> [Stated problem]
Assemble all lines in which the string "βάσης" appears.

-- Data for this task start --

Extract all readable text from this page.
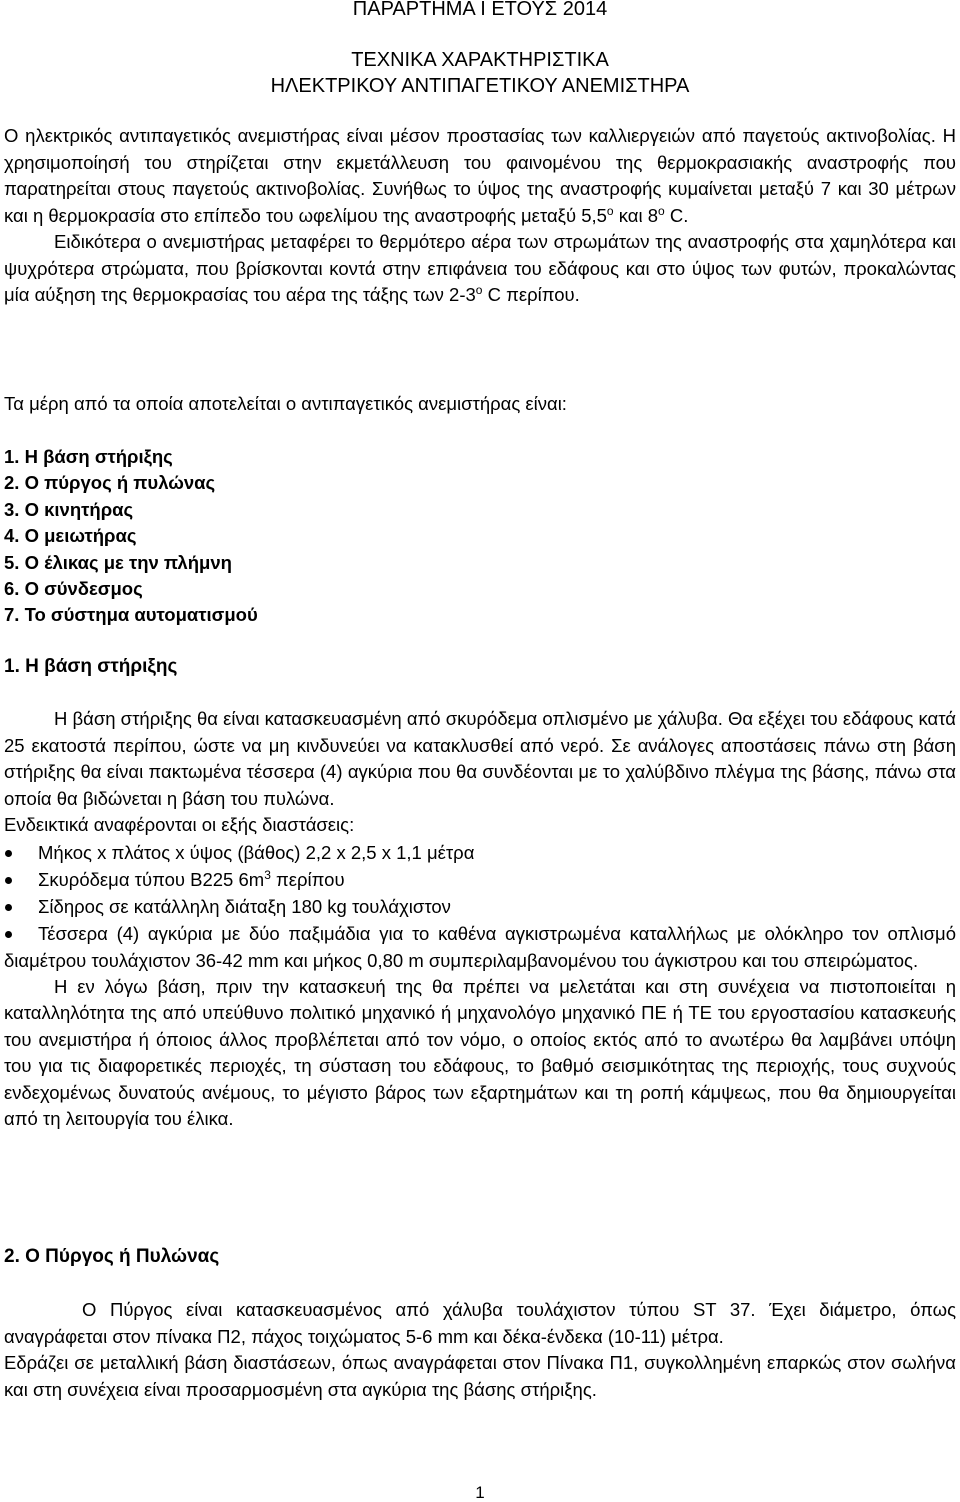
ΠΑΡΑΡΤΗΜΑ Ι ΕΤΟΥΣ 2014

ΤΕΧΝΙΚΑ ΧΑΡΑΚΤΗΡΙΣΤΙΚΑ

ΗΛΕΚΤΡΙΚΟΥ ΑΝΤΙΠΑΓΕΤΙΚΟΥ ΑΝΕΜΙΣΤΗΡΑ

Ο ηλεκτρικός αντιπαγετικός ανεμιστήρας είναι μέσον προστασίας των καλλιεργειών από παγετούς ακτινοβολίας. Η χρησιμοποίησή του στηρίζεται στην εκμετάλλευση του φαινομένου της θερμοκρασιακής αναστροφής που παρατηρείται στους παγετούς ακτινοβολίας. Συνήθως το ύψος της αναστροφής κυμαίνεται μεταξύ 7 και 30 μέτρων και η θερμοκρασία στο επίπεδο του ωφελίμου της αναστροφής μεταξύ $5,5^o$ και $8^o$ C.

Ειδικότερα ο ανεμιστήρας μεταφέρει το θερμότερο αέρα των στρωμάτων της αναστροφής στα χαμηλότερα και ψυχρότερα στρώματα, που βρίσκονται κοντά στην επιφάνεια του εδάφους και στο ύψος των φυτών, προκαλώντας μία αύξηση της θερμοκρασίας του αέρα της τάξης των $2-3^o$ C περίπου.

Τα μέρη από τα οποία αποτελείται ο αντιπαγετικός ανεμιστήρας είναι:

1. Η βάση στήριξης
2. Ο πύργος ή πυλώνας
3. Ο κινητήρας
4. Ο μειωτήρας
5. Ο έλικας με την πλήμνη
6. Ο σύνδεσμος
7. Το σύστημα αυτοματισμού
1. Η βάση στήριξης

Η βάση στήριξης θα είναι κατασκευασμένη από σκυρόδεμα οπλισμένο με χάλυβα. Θα εξέχει του εδάφους κατά 25 εκατοστά περίπου, ώστε να μη κινδυνεύει να κατακλυσθεί από νερό. Σε ανάλογες αποστάσεις πάνω στη βάση στήριξης θα είναι πακτωμένα τέσσερα (4) αγκύρια που θα συνδέονται με το χαλύβδινο πλέγμα της βάσης, πάνω στα οποία θα βιδώνεται η βάση του πυλώνα.

Ενδεικτικά αναφέρονται οι εξής διαστάσεις:

Μήκος x πλάτος x ύψος (βάθος) 2,2 x 2,5 x 1,1 μέτρα
Σκυρόδεμα τύπου Β225 $6m^3$ περίπου
Σίδηρος σε κατάλληλη διάταξη 180 kg τουλάχιστον
Τέσσερα (4) αγκύρια με δύο παξιμάδια για το καθένα αγκιστρωμένα καταλλήλως με ολόκληρο τον οπλισμό διαμέτρου τουλάχιστον 36-42 mm και μήκος 0,80 m συμπεριλαμβανομένου του άγκιστρου και του σπειρώματος.

Η εν λόγω βάση, πριν την κατασκευή της θα πρέπει να μελετάται και στη συνέχεια να πιστοποιείται η καταλληλότητα της από υπεύθυνο πολιτικό μηχανικό ή μηχανολόγο μηχανικό ΠΕ ή ΤΕ του εργοστασίου κατασκευής του ανεμιστήρα ή όποιος άλλος προβλέπεται από τον νόμο, ο οποίος εκτός από το ανωτέρω θα λαμβάνει υπόψη του για τις διαφορετικές περιοχές, τη σύσταση του εδάφους, το βαθμό σεισμικότητας της περιοχής, τους συχνούς ενδεχομένως δυνατούς ανέμους, το μέγιστο βάρος των εξαρτημάτων και τη ροπή κάμψεως, που θα δημιουργείται από τη λειτουργία του έλικα.

2. Ο Πύργος ή Πυλώνας

Ο Πύργος είναι κατασκευασμένος από χάλυβα τουλάχιστον τύπου ST 37. Έχει διάμετρο, όπως αναγράφεται στον πίνακα Π2, πάχος τοιχώματος 5-6 mm και δέκα-ένδεκα (10-11) μέτρα.

Εδράζει σε μεταλλική βάση διαστάσεων, όπως αναγράφεται στον Πίνακα Π1, συγκολλημένη επαρκώς στον σωλήνα και στη συνέχεια είναι προσαρμοσμένη στα αγκύρια της βάσης στήριξης.

1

-- Data for this task end --

> [Reply to the exercise]
Η βάση στήριξης θα είναι κατασκευασμένη από σκυρόδεμα οπλισμένο με χάλυβα. Θα εξέχει του εδάφους κατά 25 εκατοστά περίπου, ώστε να μη κινδυνεύει να κατακλυσθεί από νερό. Σε ανάλογες αποστάσεις πάνω στη βάση στήριξης θα είναι πακτωμένα τέσσερα (4) αγκύρια που θα συνδέονται με το χαλύβδινο πλέγμα της βάσης, πάνω στα οποία θα βιδώνεται η βάση του πυλώνα.
Εδράζει σε μεταλλική βάση διαστάσεων, όπως αναγράφεται στον Πίνακα Π1, συγκολλημένη επαρκώς στον σωλήνα και στη συνέχεια είναι προσαρμοσμένη στα αγκύρια της βάσης στήριξης.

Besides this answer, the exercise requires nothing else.